In January this year I undertook a course in Chicago for those whose work includes seminaries or vocations ministry. The course is sponsored by the Jesuit Centre for Human Development under the supervision of the renowned Jesuit priest and psychiatrist, Rev Dr James Gill SJ. Inter alia, the course aims to provide participants with knowledge and skills in the area of human sexuality, most especially as it relates to students who are preparing for a life-long commitment to celibacy and ordained ministry.
The course helped me to gain new insights into the complex nature of human maturation and the myriad of possibilities for growth, but also retardation in human and sexual development. The difficult issue of child sex abuse besetting the Church was an unavoidable one.
These scandals have given rise to a plethora of media articles that argue the rule of celibacy for Catholic priests is the main culprit for causing priests to offend sexually. Such writers perpetuate the same myths about celibacy and ignore evidence to the contrary and sound research on psycho-sexual pathology.

[Spatial layout entries]
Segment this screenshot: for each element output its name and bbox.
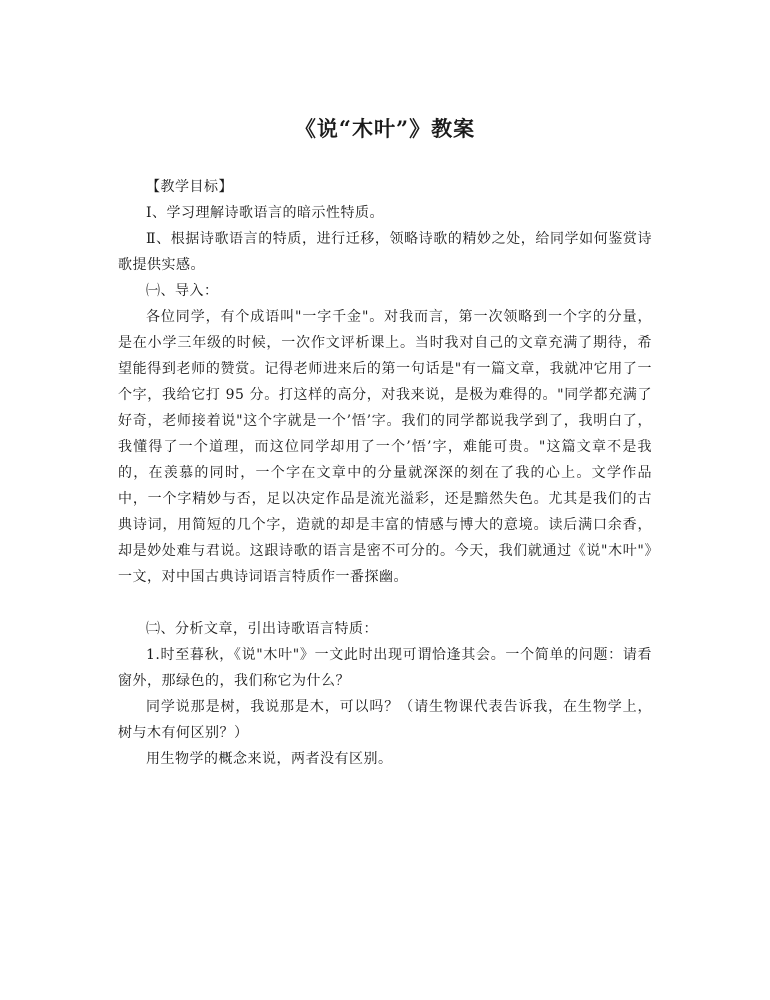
- analysis-paragraph-2: 同学说那是树，我说那是木，可以吗？（请生物课代表告诉我，在生物学上，树与木有何区别？）: [118, 699, 652, 741]
- document-body: [118, 174, 652, 772]
- document-title: 《说“木叶”》教案: [294, 116, 476, 141]
- section-heading-analysis: ㈡、分析文章，引出诗歌语言特质：: [146, 621, 378, 637]
- paragraph-spacer: [118, 590, 652, 616]
- analysis-paragraph-3: 用生物学的概念来说，两者没有区别。: [146, 751, 393, 767]
- analysis-paragraph-1: 1.时至暮秋，《说"木叶"》一文此时出现可谓恰逢其会。一个简单的问题：请看窗外，那绿色的，我们称它为什么？: [118, 647, 652, 689]
- section-heading-objectives: 【教学目标】: [146, 179, 233, 195]
- section-heading-intro: ㈠、导入：: [146, 283, 219, 299]
- objective-item-1: Ⅰ、学习理解诗歌语言的暗示性特质。: [146, 205, 385, 221]
- intro-paragraph: 各位同学，有个成语叫"一字千金"。对我而言，第一次领略到一个字的分量，是在小学三年级的时候，一次作文评析课上。当时我对自己的文章充满了期待，希望能得到老师的赞赏。记得老师进来后的第一句话是"有一篇文章，我就冲它用了一个字，我给它打 95 分。打这样的高分，对我来说，是极为难得的。"同学都充满了好奇，老师接着说"这个字就是一个’悟’字。我们的同学都说我学到了，我明白了，我懂得了一个道理，而这位同学却用了一个’悟’字，难能可贵。"这篇文章不是我的，在羡慕的同时，一个字在文章中的分量就深深的刻在了我的心上。文学作品中，一个字精妙与否，足以决定作品是流光溢彩，还是黯然失色。尤其是我们的古典诗词，用简短的几个字，造就的却是丰富的情感与博大的意境。读后满口余香，却是妙处难与君说。这跟诗歌的语言是密不可分的。今天，我们就通过《说"木叶"》一文，对中国古典诗词语言特质作一番探幽。: [118, 309, 652, 585]
- objective-item-2: Ⅱ、根据诗歌语言的特质，进行迁移，领略诗歌的精妙之处，给同学如何鉴赏诗歌提供实感。: [118, 231, 652, 273]
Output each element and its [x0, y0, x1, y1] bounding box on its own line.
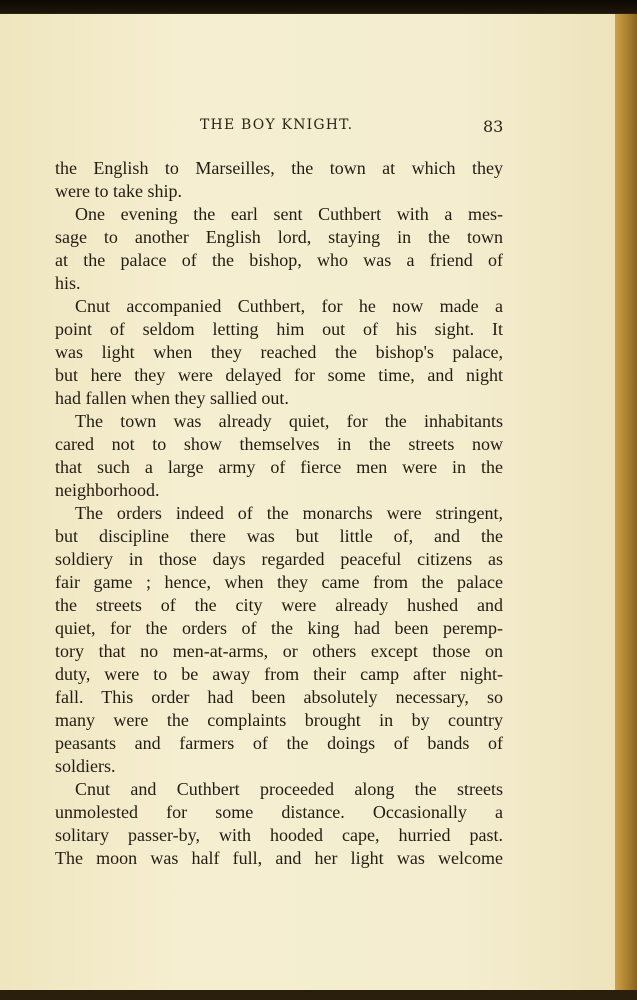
text-line: was light when they reached the bishop's palace, — [55, 342, 503, 362]
text-line: the streets of the city were already hushed and — [55, 595, 503, 615]
text-line: soldiery in those days regarded peaceful citizens as — [55, 549, 503, 569]
text-line: point of seldom letting him out of his sight. It — [55, 319, 503, 339]
text-line: his. — [55, 273, 81, 293]
book-fore-edge — [615, 14, 637, 994]
text-line: that such a large army of fierce men were in the — [55, 457, 503, 477]
text-line: neighborhood. — [55, 480, 160, 500]
text-line: fair game ; hence, when they came from the palace — [55, 572, 503, 592]
text-line: The orders indeed of the monarchs were stringent, — [75, 503, 503, 523]
running-title: THE BOY KNIGHT. — [200, 117, 354, 133]
text-line: Cnut accompanied Cuthbert, for he now made a — [75, 296, 503, 316]
text-line: but discipline there was but little of, and the — [55, 526, 503, 546]
book-bottom-edge — [0, 990, 637, 1000]
text-line: but here they were delayed for some time, and night — [55, 365, 503, 385]
text-line: peasants and farmers of the doings of bands of — [55, 733, 503, 753]
text-line: unmolested for some distance. Occasionally a — [55, 802, 503, 822]
book-page — [0, 14, 616, 990]
text-line: Cnut and Cuthbert proceeded along the streets — [75, 779, 503, 799]
text-line: tory that no men-at-arms, or others except those on — [55, 641, 503, 661]
text-line: duty, were to be away from their camp after night- — [55, 664, 503, 684]
text-line: One evening the earl sent Cuthbert with a mes- — [75, 204, 503, 224]
text-line: sage to another English lord, staying in the town — [55, 227, 503, 247]
text-line: the English to Marseilles, the town at which they — [55, 158, 503, 178]
text-line: cared not to show themselves in the streets now — [55, 434, 503, 454]
text-line: at the palace of the bishop, who was a friend of — [55, 250, 503, 270]
page-number: 83 — [483, 117, 504, 136]
text-line: fall. This order had been absolutely necessary, so — [55, 687, 503, 707]
text-line: many were the complaints brought in by country — [55, 710, 503, 730]
text-line: The moon was half full, and her light was welcome — [55, 848, 503, 868]
text-line: solitary passer-by, with hooded cape, hurried past. — [55, 825, 503, 845]
text-line: were to take ship. — [55, 181, 182, 201]
text-line: had fallen when they sallied out. — [55, 388, 289, 408]
text-line: The town was already quiet, for the inhabitants — [75, 411, 503, 431]
text-line: soldiers. — [55, 756, 116, 776]
body-text — [55, 157, 503, 870]
text-line: quiet, for the orders of the king had been peremp- — [55, 618, 503, 638]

→ **Challenge**: Continue the piece on the Chicago course about celibacy and human sexuality, starting right after its final sentence.

→ **Task result**:
Joanne McGeary's article from Time magazine (1 April 2002) is an unpleasant one to read but it does provide true stories and information showing the terrible injury caused to children by some Catholic clergy who should have known better, and by bishops with the power to deal more effectively with the perpetrators. Such an article makes us more aware that the problem exists widely, that it is serious, and must be dealt with openly.
But the Time article presents the issue as a Catholic one, almost identifying Catholicism itself, its structures and institutions, as the cause or at least as a collaborating facilitator for pedophilia.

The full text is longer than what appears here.